Problem details: Extract all lines that hold "vmean" from the records below.

Data for this task:
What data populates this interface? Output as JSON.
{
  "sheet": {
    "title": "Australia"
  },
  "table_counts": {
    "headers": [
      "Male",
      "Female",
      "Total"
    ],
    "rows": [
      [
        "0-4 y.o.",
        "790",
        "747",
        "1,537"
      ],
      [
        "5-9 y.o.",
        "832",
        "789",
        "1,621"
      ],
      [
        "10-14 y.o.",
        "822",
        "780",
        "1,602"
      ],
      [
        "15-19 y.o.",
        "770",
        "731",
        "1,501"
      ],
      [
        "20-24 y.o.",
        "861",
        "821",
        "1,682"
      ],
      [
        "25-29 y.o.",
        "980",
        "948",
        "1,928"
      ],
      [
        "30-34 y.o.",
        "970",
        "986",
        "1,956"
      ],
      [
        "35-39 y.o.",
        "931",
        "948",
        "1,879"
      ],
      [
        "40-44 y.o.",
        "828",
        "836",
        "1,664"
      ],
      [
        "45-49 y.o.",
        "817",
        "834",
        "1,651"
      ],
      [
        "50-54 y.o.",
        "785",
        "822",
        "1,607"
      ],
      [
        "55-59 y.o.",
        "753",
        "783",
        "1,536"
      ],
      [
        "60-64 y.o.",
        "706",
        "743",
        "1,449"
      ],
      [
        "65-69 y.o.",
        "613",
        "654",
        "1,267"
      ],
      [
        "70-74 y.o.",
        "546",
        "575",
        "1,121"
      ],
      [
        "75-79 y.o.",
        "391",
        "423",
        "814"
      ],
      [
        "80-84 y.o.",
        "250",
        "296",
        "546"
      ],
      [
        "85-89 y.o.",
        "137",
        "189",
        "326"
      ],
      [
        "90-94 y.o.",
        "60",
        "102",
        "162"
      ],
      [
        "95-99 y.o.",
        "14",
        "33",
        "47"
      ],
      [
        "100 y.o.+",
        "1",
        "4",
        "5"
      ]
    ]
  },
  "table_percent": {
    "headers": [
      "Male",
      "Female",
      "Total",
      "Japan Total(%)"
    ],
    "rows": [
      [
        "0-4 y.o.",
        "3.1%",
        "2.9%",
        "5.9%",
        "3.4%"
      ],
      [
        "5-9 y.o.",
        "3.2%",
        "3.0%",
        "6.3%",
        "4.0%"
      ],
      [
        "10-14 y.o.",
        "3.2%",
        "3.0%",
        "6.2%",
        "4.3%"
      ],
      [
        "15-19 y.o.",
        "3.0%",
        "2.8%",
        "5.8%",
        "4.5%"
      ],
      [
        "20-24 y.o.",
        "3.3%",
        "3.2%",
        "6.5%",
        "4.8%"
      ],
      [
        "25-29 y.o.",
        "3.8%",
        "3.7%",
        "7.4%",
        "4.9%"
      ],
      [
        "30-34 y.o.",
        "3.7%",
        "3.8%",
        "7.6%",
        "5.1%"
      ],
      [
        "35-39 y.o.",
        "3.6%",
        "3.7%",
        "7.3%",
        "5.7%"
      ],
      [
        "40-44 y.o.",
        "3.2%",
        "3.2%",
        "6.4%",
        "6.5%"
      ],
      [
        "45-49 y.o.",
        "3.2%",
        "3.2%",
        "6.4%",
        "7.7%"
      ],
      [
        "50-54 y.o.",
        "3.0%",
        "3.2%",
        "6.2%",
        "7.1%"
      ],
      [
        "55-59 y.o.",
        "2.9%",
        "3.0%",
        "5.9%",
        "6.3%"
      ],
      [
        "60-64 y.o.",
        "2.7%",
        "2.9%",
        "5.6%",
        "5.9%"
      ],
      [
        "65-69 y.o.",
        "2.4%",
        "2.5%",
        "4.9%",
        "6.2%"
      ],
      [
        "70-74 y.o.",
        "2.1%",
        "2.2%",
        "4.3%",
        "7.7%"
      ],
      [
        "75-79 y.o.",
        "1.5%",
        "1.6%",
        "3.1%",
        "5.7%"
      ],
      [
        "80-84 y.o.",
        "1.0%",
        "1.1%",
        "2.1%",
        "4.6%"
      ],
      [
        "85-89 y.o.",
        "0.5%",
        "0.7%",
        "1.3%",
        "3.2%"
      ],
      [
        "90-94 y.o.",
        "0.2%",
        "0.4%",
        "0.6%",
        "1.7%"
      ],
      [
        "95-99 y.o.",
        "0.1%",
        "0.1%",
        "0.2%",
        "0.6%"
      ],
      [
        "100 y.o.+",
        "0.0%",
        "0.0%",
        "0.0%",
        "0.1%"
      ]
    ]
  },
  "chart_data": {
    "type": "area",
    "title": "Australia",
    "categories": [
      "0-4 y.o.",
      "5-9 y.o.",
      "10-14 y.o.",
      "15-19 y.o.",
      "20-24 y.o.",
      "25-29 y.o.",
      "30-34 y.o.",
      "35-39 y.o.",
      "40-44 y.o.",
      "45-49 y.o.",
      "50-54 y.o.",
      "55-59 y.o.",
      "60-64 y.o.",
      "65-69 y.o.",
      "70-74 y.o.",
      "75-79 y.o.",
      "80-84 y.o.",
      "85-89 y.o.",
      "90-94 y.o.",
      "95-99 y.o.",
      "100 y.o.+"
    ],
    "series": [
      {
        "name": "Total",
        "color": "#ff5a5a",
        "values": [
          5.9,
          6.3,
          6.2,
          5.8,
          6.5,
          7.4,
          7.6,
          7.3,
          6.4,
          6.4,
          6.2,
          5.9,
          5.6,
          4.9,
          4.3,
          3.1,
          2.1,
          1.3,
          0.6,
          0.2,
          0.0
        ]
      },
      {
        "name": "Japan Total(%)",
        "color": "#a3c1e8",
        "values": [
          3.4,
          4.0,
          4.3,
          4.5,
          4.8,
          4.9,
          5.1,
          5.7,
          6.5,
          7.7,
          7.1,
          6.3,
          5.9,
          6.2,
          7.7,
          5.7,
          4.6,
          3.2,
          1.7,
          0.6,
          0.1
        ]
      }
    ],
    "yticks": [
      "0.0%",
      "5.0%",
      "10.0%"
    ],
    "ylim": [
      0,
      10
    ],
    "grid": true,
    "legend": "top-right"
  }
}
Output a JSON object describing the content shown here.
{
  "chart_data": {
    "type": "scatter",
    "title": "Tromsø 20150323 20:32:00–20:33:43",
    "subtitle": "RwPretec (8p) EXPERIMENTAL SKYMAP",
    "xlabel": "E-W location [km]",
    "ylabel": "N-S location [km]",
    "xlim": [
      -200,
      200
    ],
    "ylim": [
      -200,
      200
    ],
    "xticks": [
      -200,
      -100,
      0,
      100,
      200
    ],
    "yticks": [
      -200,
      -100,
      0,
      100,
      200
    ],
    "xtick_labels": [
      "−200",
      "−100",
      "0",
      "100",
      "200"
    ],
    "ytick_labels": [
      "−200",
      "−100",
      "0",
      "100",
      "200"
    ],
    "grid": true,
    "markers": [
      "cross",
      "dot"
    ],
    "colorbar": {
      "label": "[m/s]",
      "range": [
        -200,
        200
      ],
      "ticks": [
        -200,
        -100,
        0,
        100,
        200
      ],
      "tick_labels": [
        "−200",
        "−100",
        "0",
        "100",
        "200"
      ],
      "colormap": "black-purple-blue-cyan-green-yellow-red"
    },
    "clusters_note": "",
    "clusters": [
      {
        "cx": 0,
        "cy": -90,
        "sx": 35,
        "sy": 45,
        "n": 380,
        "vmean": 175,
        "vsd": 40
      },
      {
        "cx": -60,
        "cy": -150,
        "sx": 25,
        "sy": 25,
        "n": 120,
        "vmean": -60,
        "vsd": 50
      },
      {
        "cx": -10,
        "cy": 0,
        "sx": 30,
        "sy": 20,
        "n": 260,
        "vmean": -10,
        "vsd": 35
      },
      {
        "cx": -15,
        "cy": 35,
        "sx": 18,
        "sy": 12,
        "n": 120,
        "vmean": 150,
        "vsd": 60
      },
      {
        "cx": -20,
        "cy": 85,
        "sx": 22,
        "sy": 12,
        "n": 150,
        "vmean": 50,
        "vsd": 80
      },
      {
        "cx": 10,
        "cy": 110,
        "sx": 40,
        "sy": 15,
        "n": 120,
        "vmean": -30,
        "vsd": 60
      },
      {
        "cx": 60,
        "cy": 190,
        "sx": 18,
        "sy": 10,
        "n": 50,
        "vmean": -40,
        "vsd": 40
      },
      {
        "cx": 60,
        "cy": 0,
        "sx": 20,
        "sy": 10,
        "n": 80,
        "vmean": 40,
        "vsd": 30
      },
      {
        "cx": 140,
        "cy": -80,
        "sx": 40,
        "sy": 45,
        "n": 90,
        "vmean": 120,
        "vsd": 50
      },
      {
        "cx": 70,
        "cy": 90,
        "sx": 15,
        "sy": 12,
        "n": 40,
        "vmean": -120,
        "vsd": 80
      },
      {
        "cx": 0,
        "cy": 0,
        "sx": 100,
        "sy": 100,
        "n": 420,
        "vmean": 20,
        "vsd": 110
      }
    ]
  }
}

Task output:
        "vmean": 175,
        "vmean": -60,
        "vmean": -10,
        "vmean": 150,
        "vmean": 50,
        "vmean": -30,
        "vmean": -40,
        "vmean": 40,
        "vmean": 120,
        "vmean": -120,
        "vmean": 20,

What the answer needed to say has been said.